» SET TASK
Show all lines that include the string "gasket"; copy each one.

Data entries
- - - -

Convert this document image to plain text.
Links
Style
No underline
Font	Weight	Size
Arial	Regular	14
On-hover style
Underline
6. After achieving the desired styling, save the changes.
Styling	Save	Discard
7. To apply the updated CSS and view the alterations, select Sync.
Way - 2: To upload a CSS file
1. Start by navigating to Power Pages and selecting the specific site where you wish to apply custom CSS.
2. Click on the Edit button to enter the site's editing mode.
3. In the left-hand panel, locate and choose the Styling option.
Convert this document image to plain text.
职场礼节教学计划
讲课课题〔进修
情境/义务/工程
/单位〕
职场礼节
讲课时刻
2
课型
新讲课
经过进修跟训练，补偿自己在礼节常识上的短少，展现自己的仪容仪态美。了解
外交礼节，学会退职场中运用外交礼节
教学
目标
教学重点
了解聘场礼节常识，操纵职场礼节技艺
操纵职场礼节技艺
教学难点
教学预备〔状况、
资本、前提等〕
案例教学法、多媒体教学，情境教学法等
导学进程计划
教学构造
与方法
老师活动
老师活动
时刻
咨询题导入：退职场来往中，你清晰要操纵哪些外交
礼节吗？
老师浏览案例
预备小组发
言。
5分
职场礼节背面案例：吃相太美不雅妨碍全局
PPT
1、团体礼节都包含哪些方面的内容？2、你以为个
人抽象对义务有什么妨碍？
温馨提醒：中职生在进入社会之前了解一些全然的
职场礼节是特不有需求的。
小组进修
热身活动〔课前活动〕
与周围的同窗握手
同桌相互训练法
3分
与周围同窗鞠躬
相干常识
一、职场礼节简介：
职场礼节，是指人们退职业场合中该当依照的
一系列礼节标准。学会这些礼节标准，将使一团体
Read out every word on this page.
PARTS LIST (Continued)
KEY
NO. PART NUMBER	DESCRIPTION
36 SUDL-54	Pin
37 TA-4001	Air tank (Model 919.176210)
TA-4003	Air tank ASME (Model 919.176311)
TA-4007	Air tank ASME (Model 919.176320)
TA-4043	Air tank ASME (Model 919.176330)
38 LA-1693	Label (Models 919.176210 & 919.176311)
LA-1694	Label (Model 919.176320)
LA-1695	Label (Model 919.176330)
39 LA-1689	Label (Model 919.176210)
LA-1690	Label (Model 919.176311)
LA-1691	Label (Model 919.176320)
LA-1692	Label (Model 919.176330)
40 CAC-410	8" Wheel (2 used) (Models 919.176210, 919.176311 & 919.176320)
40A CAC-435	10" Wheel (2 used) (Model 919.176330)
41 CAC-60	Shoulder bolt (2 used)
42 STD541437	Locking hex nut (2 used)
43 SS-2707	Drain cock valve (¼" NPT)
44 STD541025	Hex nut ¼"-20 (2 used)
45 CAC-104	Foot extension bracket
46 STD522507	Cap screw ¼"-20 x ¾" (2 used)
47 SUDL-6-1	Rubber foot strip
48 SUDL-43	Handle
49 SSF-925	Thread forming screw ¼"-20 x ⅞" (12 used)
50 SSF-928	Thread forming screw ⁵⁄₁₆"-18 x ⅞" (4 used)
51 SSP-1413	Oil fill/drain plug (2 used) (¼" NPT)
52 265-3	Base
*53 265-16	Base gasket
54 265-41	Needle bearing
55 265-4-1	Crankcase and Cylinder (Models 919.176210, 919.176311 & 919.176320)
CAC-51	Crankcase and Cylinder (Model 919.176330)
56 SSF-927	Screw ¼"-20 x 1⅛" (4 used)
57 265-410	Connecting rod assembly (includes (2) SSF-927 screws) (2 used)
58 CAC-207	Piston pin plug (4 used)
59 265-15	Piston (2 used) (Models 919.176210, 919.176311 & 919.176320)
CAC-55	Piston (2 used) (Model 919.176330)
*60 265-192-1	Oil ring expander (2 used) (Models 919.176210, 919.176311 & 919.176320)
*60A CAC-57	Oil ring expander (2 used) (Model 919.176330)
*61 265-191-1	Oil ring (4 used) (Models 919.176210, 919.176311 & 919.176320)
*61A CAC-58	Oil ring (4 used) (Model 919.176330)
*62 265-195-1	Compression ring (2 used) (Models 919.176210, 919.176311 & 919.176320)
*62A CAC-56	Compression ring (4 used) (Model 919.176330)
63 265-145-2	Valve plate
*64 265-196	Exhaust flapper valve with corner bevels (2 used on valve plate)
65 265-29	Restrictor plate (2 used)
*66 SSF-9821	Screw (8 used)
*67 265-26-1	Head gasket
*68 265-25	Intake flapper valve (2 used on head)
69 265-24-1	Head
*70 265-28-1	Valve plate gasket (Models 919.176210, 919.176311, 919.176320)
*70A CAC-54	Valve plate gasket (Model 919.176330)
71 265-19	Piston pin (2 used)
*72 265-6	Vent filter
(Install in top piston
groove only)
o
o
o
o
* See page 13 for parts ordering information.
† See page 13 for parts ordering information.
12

- - - -

» ANSWER TO THIS EXERCISE
*53 265-16	Base gasket
*67 265-26-1	Head gasket
*70 265-28-1	Valve plate gasket (Models 919.176210, 919.176311, 919.176320)
*70A CAC-54	Valve plate gasket (Model 919.176330)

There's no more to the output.